▽

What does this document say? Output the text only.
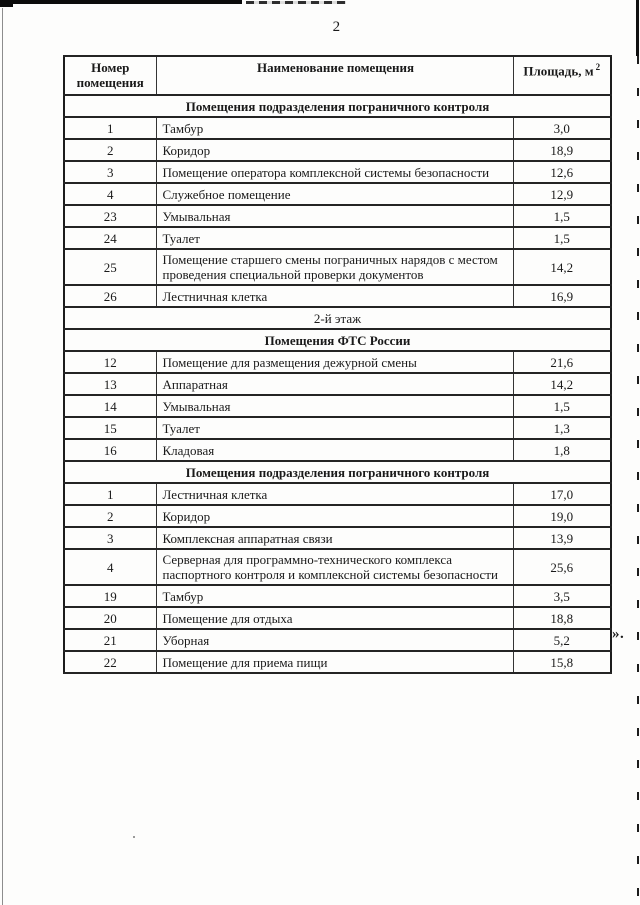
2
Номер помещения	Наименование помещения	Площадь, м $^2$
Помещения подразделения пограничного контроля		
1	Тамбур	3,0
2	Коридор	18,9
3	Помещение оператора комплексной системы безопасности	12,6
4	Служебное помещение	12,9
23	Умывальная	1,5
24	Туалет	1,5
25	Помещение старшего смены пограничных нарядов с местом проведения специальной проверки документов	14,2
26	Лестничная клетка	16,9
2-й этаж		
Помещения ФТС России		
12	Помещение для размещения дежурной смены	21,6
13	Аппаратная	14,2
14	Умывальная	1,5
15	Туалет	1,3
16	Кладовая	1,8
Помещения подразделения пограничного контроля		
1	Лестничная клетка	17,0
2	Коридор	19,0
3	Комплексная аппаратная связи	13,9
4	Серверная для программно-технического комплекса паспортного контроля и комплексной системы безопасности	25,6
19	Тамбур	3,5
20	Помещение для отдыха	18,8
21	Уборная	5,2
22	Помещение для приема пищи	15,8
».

△

■ **REQUIREMENTS**
Using the records above, output their complete text exactly, minus any images.

■ **WRITTEN RESPONSE**
What does this document say? Output the text only.
2
Номер помещения	Наименование помещения	Площадь, м $^2$
Помещения подразделения пограничного контроля		
1	Тамбур	3,0
2	Коридор	18,9
3	Помещение оператора комплексной системы безопасности	12,6
4	Служебное помещение	12,9
23	Умывальная	1,5
24	Туалет	1,5
25	Помещение старшего смены пограничных нарядов с местом проведения специальной проверки документов	14,2
26	Лестничная клетка	16,9
2-й этаж		
Помещения ФТС России		
12	Помещение для размещения дежурной смены	21,6
13	Аппаратная	14,2
14	Умывальная	1,5
15	Туалет	1,3
16	Кладовая	1,8
Помещения подразделения пограничного контроля		
1	Лестничная клетка	17,0
2	Коридор	19,0
3	Комплексная аппаратная связи	13,9
4	Серверная для программно-технического комплекса паспортного контроля и комплексной системы безопасности	25,6
19	Тамбур	3,5
20	Помещение для отдыха	18,8
21	Уборная	5,2
22	Помещение для приема пищи	15,8
».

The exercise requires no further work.